----- Stored records

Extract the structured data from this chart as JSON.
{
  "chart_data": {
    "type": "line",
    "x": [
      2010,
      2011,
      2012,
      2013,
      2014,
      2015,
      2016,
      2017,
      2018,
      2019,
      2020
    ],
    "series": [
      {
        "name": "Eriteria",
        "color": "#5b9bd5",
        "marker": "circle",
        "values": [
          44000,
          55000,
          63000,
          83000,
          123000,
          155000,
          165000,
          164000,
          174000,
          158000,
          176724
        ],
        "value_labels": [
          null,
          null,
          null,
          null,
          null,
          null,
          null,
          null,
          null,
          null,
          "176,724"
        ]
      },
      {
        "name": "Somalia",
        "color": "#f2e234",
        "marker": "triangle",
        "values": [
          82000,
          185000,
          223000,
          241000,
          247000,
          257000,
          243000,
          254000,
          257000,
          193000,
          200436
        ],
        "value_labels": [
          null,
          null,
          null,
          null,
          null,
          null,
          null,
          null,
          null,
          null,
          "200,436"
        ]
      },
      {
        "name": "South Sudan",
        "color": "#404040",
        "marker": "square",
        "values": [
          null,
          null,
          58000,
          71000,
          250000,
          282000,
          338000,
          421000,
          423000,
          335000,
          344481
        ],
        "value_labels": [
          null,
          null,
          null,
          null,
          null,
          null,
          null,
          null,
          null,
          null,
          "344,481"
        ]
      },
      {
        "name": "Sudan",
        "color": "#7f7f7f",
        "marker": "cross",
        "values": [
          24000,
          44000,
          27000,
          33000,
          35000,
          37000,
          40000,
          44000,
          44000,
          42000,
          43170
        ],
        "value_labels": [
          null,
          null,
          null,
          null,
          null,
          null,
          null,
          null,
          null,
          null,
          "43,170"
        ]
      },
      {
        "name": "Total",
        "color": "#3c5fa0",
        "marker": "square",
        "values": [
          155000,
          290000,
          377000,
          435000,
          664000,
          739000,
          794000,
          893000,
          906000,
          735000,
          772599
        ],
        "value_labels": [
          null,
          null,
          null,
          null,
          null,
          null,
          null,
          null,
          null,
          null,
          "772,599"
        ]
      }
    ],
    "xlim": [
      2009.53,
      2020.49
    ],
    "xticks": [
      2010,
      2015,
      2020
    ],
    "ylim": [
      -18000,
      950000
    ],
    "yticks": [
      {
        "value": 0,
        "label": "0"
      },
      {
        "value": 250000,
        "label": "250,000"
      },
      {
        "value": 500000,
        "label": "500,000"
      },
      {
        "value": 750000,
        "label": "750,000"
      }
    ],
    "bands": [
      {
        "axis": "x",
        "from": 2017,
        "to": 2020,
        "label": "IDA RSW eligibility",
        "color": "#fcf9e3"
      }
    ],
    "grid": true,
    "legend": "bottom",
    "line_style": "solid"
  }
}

----------
----- Stored records

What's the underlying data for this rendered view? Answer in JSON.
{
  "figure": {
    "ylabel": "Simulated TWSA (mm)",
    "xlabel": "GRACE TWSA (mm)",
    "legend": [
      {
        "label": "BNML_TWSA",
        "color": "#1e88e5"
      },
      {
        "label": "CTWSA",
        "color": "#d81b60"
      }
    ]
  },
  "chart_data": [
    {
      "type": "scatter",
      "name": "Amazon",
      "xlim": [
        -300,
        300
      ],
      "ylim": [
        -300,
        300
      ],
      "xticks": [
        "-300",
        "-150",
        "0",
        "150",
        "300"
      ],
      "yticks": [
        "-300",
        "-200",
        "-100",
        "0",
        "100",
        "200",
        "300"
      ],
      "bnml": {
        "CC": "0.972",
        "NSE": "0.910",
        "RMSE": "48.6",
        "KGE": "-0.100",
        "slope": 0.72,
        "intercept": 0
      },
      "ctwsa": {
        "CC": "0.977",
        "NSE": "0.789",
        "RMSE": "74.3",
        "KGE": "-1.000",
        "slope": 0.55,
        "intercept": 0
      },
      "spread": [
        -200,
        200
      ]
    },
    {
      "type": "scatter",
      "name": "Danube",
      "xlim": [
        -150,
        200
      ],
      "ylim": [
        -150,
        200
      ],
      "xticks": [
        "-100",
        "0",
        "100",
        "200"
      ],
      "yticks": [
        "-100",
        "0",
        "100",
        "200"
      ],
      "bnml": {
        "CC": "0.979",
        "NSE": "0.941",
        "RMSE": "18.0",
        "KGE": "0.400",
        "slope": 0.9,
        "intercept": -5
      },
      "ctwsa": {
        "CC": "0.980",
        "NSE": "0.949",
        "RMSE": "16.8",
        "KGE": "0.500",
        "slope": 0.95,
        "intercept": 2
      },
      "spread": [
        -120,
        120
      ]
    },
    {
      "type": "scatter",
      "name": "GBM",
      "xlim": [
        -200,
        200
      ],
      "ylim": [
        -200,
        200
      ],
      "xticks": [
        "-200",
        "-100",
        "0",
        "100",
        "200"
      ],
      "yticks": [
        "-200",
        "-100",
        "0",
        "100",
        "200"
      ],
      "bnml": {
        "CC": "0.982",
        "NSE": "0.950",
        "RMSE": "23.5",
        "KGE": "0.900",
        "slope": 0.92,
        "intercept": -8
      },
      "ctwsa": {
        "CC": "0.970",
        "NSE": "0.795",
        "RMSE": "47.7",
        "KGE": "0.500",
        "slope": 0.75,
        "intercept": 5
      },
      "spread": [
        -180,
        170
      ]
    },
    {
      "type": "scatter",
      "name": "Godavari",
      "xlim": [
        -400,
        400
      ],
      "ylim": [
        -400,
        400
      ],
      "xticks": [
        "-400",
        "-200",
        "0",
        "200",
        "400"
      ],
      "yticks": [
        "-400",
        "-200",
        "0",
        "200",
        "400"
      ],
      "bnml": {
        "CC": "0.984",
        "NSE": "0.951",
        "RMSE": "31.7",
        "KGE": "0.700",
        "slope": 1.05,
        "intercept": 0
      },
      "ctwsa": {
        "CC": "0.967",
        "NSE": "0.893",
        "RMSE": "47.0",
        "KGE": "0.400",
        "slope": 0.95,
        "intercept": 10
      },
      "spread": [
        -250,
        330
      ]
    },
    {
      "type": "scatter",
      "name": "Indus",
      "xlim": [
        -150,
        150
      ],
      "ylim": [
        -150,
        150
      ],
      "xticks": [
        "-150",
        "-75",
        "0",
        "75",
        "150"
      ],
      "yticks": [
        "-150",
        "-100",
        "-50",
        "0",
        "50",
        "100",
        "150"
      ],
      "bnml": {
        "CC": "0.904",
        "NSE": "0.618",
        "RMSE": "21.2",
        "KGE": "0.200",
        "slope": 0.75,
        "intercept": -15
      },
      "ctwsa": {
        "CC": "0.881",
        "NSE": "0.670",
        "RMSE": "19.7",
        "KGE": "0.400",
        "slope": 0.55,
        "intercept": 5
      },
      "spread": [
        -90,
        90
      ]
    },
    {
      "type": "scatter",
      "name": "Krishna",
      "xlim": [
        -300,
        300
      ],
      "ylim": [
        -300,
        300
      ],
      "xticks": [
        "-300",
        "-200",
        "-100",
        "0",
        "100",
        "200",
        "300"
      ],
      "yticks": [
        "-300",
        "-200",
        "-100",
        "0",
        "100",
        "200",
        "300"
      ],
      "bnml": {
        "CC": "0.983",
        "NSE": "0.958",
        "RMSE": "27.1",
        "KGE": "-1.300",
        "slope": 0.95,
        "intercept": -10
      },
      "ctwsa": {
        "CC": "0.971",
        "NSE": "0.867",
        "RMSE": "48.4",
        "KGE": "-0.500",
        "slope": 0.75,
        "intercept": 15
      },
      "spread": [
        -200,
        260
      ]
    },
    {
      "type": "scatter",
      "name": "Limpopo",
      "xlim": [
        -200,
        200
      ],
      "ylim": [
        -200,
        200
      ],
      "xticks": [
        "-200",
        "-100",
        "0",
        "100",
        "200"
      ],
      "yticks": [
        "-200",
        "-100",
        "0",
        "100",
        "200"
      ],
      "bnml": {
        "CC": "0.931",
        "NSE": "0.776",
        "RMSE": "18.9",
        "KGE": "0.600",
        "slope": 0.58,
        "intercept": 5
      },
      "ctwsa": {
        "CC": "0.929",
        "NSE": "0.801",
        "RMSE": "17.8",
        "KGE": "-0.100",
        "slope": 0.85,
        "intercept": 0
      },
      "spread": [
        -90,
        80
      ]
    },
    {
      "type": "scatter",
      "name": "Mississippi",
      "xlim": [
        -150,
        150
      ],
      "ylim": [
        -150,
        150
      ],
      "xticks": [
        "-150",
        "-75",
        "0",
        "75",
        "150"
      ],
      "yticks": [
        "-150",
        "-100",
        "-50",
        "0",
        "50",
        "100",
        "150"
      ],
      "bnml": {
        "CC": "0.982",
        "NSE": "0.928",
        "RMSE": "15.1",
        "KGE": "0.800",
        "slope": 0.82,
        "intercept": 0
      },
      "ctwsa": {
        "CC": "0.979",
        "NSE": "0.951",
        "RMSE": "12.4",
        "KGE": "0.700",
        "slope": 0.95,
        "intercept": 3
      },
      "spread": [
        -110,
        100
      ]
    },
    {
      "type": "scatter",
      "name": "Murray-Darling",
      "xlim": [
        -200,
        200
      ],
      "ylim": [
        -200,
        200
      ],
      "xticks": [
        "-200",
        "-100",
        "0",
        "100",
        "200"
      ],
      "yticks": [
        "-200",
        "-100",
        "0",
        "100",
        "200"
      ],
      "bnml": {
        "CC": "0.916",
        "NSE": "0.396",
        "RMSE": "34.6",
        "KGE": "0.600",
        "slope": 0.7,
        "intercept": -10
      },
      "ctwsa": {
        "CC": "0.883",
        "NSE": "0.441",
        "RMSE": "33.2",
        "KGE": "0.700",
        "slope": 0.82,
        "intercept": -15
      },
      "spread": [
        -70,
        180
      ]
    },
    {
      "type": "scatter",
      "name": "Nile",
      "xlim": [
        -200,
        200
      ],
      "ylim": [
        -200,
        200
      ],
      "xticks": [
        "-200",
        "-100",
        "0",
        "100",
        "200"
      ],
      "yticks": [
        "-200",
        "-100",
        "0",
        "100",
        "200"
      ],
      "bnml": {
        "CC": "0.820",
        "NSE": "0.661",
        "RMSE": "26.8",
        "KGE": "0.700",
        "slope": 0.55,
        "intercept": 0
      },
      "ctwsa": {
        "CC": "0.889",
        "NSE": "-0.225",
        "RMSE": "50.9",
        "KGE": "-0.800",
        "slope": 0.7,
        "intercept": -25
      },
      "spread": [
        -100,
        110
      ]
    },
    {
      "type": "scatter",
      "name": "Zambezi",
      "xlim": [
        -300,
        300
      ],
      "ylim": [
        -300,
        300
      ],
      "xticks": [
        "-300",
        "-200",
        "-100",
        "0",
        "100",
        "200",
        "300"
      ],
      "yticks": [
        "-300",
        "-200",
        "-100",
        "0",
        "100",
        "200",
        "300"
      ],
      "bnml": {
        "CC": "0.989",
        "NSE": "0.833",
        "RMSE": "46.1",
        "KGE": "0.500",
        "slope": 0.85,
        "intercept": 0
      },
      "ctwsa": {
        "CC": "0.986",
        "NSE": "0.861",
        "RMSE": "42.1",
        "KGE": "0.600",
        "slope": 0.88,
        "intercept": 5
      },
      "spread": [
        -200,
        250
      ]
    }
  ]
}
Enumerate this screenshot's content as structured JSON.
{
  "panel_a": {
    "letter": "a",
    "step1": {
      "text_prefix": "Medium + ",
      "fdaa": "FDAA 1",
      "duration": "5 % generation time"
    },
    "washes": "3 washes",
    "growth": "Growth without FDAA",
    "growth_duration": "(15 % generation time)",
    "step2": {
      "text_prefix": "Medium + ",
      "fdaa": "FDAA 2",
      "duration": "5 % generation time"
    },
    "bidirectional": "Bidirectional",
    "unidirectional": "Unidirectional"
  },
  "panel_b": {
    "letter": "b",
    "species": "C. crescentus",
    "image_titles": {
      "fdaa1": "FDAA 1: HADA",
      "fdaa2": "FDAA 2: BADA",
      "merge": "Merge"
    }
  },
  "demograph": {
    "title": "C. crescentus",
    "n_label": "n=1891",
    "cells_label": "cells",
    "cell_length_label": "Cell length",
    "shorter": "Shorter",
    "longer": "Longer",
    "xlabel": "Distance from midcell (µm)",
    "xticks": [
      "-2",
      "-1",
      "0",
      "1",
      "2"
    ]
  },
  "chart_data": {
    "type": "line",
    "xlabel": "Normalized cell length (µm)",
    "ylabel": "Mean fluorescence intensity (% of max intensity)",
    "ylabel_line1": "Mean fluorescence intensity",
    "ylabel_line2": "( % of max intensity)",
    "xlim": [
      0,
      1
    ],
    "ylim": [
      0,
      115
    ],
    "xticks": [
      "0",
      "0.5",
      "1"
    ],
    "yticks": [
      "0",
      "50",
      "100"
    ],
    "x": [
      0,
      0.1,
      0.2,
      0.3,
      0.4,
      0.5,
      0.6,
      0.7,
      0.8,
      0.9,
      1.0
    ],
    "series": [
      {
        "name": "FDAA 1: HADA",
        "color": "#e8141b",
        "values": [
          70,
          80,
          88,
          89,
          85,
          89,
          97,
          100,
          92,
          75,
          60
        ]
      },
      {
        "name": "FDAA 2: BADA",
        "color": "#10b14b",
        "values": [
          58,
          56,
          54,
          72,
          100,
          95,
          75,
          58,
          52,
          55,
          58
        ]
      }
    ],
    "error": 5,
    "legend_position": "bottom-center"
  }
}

----------
----- Stored records

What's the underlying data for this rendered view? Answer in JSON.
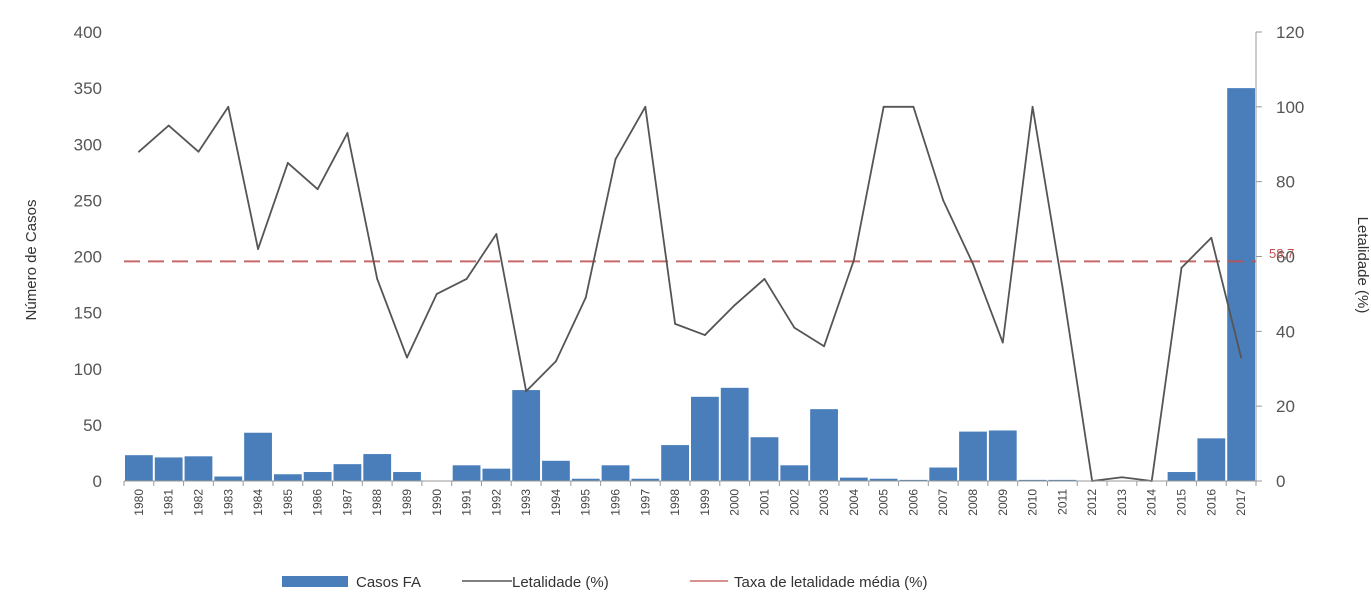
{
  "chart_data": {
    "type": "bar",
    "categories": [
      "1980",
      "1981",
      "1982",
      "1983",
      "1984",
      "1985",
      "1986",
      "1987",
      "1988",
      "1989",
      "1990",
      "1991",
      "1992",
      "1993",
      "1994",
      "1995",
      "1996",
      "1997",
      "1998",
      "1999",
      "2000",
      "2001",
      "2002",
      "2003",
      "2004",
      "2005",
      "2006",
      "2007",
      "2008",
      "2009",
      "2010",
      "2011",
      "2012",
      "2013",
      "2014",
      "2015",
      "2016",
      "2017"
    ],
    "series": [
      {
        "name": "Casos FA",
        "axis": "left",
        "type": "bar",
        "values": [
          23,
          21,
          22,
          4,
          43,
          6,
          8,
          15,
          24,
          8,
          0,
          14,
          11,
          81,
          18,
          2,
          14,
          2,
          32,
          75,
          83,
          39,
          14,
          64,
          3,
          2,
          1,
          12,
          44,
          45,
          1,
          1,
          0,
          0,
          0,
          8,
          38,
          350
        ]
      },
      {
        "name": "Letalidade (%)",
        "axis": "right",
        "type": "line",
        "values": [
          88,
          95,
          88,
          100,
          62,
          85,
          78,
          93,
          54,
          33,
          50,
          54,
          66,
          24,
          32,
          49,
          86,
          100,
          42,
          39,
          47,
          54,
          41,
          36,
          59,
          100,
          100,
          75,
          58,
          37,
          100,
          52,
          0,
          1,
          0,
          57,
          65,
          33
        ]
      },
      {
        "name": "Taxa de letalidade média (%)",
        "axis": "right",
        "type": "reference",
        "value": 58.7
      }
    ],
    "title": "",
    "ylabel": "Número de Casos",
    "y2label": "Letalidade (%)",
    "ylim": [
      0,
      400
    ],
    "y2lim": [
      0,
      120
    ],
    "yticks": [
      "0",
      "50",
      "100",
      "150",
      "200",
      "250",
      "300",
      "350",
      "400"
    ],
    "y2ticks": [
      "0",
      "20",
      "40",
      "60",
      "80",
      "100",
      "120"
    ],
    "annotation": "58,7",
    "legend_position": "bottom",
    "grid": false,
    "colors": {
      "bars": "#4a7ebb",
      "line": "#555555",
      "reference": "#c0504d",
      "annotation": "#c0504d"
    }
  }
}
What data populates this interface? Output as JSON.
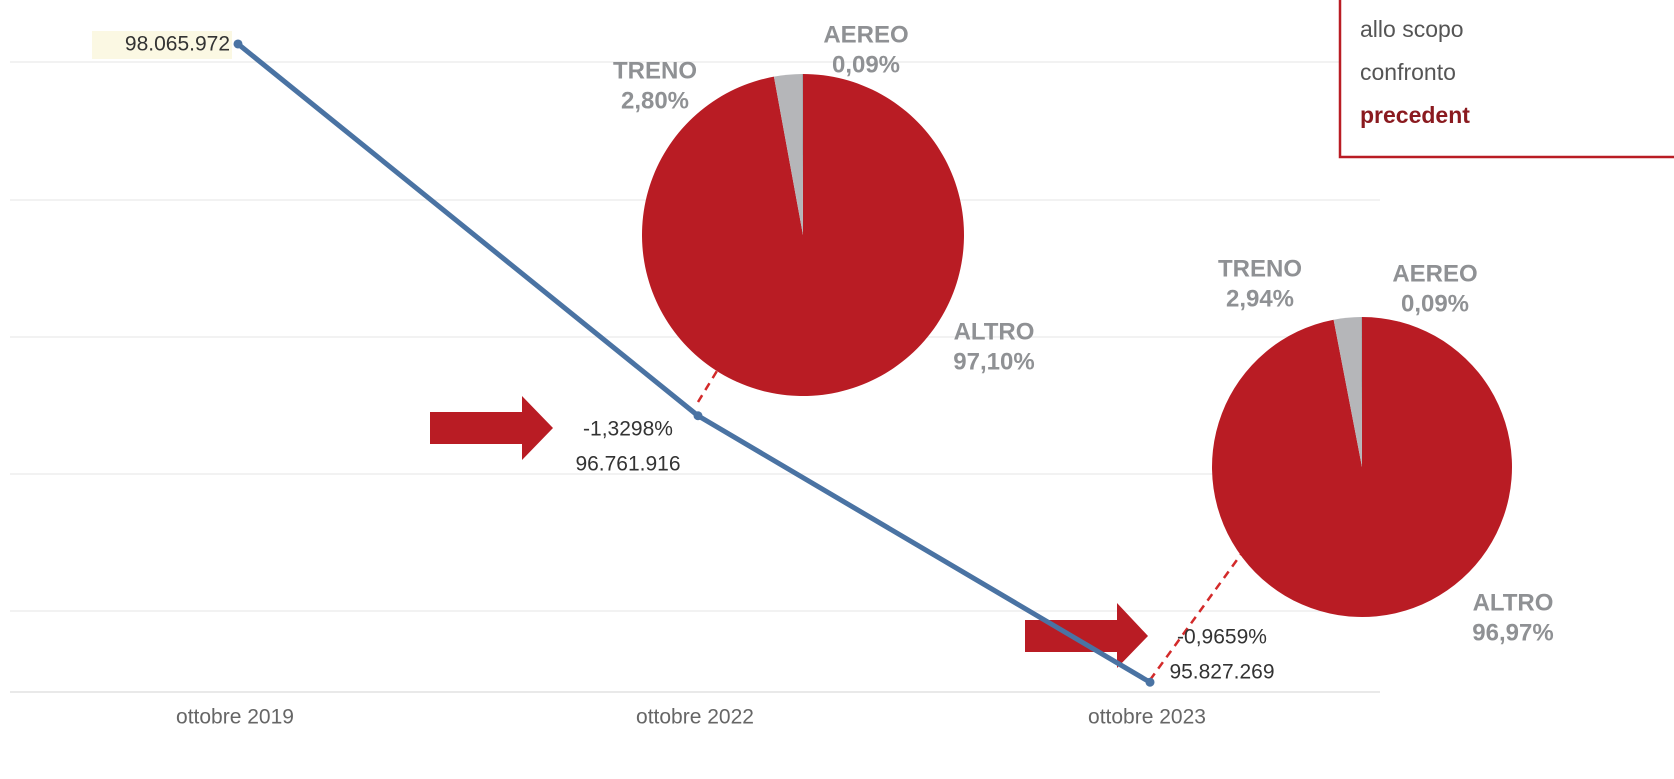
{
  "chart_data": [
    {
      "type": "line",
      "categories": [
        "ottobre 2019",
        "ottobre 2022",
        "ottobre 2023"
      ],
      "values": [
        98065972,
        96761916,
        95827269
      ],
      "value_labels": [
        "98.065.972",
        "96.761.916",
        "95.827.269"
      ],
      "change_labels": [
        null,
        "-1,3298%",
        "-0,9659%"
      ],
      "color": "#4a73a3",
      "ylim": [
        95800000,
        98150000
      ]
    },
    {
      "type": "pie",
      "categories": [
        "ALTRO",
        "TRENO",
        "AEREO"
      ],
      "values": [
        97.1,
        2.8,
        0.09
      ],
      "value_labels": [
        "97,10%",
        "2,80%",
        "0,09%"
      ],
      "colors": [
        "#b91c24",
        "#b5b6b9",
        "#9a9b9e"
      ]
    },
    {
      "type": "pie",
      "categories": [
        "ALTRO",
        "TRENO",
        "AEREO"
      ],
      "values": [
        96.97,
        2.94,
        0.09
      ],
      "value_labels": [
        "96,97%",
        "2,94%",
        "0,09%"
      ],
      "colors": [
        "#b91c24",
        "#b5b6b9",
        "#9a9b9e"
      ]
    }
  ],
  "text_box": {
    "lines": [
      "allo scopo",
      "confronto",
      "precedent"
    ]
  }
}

----------

■ **Requirement**
Your answer should be a single number: the count of lines that contain "axis".

■ **Solution for this exercise**
4